In the material below, find all lines with the string "Shift" and copy them.

## Stored entries
==================================================
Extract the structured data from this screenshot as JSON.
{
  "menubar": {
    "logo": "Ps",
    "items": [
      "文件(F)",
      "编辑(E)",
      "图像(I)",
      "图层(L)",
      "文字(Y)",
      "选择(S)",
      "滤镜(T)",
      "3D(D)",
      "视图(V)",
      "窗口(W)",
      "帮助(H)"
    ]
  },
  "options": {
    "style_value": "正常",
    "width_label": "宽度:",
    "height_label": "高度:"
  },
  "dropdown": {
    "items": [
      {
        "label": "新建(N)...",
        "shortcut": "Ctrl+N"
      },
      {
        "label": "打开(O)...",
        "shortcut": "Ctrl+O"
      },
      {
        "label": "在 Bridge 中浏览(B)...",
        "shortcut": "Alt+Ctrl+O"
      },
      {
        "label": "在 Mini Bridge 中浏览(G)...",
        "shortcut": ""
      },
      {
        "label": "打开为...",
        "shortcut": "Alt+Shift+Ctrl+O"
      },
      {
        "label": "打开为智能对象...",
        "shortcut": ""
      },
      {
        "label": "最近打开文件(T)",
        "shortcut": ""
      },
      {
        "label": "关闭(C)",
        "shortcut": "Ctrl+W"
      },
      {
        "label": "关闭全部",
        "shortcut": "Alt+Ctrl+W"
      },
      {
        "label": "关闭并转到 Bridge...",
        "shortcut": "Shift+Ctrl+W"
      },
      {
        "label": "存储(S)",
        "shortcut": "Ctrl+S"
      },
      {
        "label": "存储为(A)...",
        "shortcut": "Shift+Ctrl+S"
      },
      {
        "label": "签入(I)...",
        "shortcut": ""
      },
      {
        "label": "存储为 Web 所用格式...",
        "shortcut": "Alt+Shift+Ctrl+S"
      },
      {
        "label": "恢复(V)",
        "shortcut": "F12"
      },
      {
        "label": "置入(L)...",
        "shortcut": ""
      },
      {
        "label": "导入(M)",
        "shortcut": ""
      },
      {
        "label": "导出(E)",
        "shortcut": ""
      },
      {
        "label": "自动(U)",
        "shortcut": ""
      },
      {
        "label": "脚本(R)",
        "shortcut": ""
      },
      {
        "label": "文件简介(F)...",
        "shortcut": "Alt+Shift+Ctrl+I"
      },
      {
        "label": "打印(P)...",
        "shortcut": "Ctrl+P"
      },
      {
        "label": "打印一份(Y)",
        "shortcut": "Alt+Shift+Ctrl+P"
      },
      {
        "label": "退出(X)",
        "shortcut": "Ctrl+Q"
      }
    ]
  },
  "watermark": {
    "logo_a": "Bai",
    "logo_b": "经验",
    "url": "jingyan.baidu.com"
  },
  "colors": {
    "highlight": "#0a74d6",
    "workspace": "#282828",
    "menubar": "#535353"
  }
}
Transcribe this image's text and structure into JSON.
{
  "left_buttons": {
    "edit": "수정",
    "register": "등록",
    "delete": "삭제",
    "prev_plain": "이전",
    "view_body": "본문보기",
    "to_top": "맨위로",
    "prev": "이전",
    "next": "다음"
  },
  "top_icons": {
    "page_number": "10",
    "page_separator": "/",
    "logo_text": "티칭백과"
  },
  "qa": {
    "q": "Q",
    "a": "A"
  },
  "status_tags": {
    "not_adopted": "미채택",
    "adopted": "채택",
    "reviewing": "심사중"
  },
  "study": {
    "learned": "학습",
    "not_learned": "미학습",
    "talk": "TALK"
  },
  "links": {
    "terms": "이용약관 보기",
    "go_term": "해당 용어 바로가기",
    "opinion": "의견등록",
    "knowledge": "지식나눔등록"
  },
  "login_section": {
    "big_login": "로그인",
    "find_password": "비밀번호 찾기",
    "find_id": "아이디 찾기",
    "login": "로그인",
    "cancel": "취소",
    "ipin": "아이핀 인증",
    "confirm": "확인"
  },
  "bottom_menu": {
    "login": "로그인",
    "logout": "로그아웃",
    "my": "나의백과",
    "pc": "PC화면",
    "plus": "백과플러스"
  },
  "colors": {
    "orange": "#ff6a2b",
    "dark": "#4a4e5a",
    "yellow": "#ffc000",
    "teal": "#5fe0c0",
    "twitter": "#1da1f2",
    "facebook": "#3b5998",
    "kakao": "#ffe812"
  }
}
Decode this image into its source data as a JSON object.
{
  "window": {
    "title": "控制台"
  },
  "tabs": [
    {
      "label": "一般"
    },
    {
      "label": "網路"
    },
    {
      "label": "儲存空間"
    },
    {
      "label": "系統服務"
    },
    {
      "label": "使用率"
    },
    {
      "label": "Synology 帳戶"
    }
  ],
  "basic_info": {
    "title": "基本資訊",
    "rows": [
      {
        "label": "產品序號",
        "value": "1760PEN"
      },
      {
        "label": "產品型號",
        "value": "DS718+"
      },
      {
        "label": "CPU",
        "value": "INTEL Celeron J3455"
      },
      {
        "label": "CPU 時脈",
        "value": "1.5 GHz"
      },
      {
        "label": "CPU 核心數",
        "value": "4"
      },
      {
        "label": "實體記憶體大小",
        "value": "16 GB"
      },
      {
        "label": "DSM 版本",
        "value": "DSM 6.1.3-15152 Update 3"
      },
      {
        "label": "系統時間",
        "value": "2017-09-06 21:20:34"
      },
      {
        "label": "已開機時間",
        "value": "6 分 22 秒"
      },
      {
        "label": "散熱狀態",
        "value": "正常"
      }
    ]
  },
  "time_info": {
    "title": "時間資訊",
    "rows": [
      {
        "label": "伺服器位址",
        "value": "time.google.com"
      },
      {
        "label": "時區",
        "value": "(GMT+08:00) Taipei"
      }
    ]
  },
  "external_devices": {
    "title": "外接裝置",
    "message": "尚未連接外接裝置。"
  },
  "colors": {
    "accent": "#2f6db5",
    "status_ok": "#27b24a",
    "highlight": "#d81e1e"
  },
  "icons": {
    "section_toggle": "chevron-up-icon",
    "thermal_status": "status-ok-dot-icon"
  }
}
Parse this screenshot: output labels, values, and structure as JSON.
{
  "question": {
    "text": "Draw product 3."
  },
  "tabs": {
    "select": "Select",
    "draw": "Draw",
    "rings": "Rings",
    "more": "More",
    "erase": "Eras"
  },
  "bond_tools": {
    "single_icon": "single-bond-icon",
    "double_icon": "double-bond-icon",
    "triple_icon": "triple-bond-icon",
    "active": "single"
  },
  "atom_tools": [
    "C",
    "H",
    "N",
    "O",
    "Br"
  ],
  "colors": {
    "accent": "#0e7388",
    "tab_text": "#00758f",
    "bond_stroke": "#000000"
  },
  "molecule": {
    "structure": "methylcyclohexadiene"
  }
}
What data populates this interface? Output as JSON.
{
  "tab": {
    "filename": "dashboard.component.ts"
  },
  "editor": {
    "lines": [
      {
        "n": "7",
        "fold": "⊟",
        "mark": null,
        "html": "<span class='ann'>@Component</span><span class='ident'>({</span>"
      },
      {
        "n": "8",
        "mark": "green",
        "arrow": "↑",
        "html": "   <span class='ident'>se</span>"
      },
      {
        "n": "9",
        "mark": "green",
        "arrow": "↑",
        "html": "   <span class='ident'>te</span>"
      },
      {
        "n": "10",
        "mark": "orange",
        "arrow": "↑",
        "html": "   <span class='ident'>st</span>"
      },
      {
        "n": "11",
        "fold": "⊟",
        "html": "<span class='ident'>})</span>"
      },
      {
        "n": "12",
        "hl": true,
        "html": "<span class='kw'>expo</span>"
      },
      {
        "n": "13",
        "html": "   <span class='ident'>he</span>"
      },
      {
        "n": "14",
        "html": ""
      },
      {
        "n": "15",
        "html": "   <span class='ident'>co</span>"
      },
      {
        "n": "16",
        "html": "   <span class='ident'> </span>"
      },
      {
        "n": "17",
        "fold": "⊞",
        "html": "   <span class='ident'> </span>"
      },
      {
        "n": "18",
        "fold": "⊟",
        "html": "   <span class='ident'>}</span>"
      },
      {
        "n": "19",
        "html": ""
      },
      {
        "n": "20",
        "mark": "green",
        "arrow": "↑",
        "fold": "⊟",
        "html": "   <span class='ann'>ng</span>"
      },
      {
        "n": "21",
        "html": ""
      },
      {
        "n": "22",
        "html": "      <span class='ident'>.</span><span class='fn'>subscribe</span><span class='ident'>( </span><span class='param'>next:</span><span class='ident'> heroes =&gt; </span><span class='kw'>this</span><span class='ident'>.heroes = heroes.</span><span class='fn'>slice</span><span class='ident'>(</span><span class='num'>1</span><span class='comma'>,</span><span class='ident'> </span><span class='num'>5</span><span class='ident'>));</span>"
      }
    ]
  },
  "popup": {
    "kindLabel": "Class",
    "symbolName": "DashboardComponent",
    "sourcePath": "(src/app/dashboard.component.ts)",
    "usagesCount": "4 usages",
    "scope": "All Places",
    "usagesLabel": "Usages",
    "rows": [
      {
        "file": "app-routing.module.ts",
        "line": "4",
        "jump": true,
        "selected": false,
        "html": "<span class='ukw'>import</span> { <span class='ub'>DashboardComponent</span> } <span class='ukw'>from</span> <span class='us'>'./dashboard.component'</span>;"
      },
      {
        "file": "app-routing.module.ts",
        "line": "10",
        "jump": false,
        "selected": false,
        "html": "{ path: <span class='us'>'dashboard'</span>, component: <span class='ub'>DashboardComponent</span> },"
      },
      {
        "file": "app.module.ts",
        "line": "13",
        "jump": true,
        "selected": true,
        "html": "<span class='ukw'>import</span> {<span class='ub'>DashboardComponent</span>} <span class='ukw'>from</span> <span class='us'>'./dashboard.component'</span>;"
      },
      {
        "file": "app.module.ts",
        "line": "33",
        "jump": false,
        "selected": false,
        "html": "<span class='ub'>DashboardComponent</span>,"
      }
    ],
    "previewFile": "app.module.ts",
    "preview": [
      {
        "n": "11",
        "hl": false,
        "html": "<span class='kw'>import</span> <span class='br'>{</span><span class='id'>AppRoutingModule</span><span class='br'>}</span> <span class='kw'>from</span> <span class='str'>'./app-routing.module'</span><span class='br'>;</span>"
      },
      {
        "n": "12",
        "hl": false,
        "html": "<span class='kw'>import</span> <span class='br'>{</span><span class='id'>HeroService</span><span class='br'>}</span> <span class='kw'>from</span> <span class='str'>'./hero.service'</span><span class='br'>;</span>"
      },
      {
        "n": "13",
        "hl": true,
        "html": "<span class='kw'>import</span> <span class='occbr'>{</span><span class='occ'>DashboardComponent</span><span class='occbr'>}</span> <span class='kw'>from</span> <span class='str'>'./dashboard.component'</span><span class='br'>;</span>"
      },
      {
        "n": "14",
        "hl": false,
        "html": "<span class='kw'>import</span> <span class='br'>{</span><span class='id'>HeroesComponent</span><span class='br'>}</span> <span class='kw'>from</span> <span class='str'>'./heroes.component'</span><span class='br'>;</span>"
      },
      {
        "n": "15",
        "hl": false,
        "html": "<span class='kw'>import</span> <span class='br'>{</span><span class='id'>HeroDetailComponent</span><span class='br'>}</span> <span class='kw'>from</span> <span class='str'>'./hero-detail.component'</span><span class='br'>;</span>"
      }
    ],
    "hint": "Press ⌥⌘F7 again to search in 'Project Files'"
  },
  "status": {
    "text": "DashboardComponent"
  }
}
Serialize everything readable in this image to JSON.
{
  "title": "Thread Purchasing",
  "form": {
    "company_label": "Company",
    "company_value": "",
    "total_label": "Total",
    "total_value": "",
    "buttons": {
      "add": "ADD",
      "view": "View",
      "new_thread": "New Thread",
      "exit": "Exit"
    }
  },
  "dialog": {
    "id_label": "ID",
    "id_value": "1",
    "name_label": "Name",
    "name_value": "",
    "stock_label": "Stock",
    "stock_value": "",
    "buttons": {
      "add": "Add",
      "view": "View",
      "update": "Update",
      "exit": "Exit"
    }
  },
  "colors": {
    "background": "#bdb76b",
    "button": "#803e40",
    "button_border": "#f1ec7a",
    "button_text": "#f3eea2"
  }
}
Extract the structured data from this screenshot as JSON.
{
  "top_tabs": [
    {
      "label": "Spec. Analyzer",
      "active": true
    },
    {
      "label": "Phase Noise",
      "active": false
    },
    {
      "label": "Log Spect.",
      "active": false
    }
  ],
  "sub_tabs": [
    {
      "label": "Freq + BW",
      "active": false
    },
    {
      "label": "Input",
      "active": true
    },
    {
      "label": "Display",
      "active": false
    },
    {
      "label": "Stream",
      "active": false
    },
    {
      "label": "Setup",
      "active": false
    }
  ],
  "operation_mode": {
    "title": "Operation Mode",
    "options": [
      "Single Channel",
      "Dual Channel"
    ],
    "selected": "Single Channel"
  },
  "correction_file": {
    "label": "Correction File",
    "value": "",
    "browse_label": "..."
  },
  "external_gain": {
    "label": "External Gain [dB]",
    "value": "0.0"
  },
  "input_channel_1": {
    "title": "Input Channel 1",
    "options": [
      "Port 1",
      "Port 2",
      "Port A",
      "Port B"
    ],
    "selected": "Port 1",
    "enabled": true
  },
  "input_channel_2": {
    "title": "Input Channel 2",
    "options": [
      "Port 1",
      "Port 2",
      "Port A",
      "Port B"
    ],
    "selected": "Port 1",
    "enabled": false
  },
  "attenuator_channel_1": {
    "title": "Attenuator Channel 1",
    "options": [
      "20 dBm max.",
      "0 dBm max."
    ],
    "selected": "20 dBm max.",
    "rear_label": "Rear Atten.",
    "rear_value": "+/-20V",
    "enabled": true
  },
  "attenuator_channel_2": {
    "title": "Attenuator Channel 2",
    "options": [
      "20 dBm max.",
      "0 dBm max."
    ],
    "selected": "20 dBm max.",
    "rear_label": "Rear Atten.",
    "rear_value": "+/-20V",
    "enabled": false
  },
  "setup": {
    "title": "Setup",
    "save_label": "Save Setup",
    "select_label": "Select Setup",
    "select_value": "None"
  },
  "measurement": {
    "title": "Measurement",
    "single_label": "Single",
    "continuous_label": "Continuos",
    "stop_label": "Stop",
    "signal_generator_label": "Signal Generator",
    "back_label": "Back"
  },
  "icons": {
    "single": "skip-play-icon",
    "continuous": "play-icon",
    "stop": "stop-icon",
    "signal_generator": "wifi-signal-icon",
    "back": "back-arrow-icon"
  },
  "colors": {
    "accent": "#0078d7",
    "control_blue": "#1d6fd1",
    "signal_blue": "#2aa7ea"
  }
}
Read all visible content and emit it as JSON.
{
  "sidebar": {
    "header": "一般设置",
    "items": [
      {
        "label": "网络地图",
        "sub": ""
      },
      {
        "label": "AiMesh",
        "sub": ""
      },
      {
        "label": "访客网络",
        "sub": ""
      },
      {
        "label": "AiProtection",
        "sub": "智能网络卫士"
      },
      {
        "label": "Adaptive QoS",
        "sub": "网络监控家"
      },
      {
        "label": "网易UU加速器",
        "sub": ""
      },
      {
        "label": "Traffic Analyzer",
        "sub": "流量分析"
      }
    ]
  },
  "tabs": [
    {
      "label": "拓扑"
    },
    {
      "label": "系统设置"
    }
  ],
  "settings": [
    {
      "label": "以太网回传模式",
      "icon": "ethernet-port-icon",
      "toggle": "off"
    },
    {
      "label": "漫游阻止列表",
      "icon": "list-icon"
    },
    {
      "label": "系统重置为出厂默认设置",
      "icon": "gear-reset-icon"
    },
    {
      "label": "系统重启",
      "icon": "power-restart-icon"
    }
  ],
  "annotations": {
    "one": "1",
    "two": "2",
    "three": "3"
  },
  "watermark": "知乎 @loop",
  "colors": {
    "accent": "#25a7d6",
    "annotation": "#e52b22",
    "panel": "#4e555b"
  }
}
==================================================
## The reply
        "shortcut": "Alt+Shift+Ctrl+O"
        "shortcut": "Shift+Ctrl+W"
        "shortcut": "Shift+Ctrl+S"
        "shortcut": "Alt+Shift+Ctrl+S"
        "shortcut": "Alt+Shift+Ctrl+I"
        "shortcut": "Alt+Shift+Ctrl+P"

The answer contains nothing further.